Requirement:
Report all lines from the entries below in which "СССР" appears.

Extracted entries:
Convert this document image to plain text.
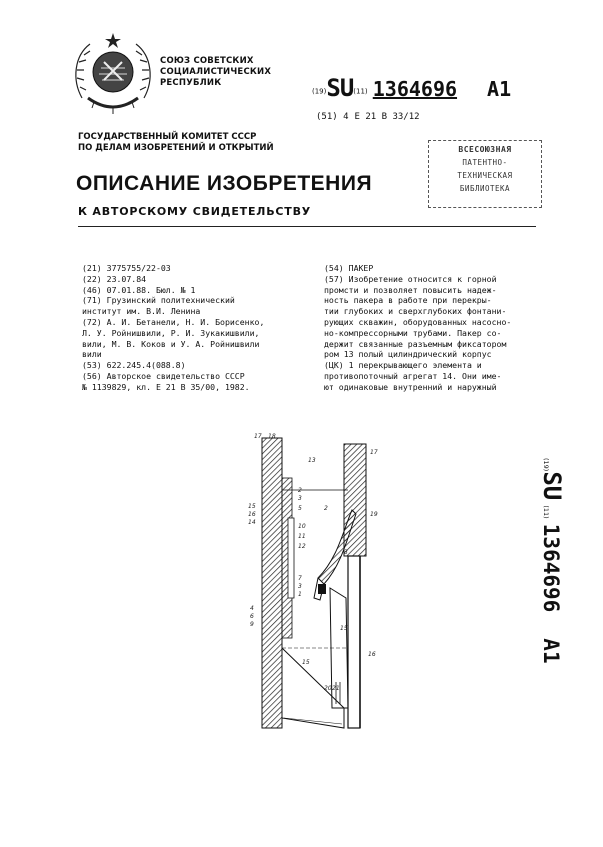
СОЮЗ СОВЕТСКИХ
СОЦИАЛИСТИЧЕСКИХ
РЕСПУБЛИК
(19)SU(11) 1364696 A1
(51) 4 E 21 B 33/12
ГОСУДАРСТВЕННЫЙ КОМИТЕТ СССР
ПО ДЕЛАМ ИЗОБРЕТЕНИЙ И ОТКРЫТИЙ	ВСЕСОЮЗНАЯ
ПАТЕНТНО-
ТЕХНИЧЕСКАЯ
БИБЛИОТЕКА
ОПИСАНИЕ ИЗОБРЕТЕНИЯ
К АВТОРСКОМУ СВИДЕТЕЛЬСТВУ
(21) 3775755/22-03
(22) 23.07.84
(46) 07.01.88. Бюл. № 1
(71) Грузинский политехнический
институт им. В.И. Ленина
(72) А. И. Бетанели, Н. И. Борисенко,
Л. У. Ройнишвили, Р. И. Зукакишвили,
вили, М. В. Коков и У. А. Ройнишвили
вили
(53) 622.245.4(088.8)
(56) Авторское свидетельство СССР
№ 1139829, кл. Е 21 В 35/00, 1982.
(54) ПАКЕР
(57) Изобретение относится к горной
промсти и позволяет повысить надеж-
ность пакера в работе при перекры-
тии глубоких и сверхглубоких фонтани-
рующих скважин, оборудованных насосно-
но-компрессорными трубами. Пакер со-
держит связанные разъемным фиксатором
ром 13 полый цилиндрический корпус
(ЦК) 1 перекрывающего элемента и
противопоточный агрегат 14. Они име-
ют одинаковые внутренний и наружный
17 18
13
2
3
5
10
11
12
15
16
14
7
3
1
4
6
9
15
17
2
19
3
15
16
20 21
(19)SU (11) 1364696A1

Response for this exercise:
ГОСУДАРСТВЕННЫЙ КОМИТЕТ СССР
(56) Авторское свидетельство СССР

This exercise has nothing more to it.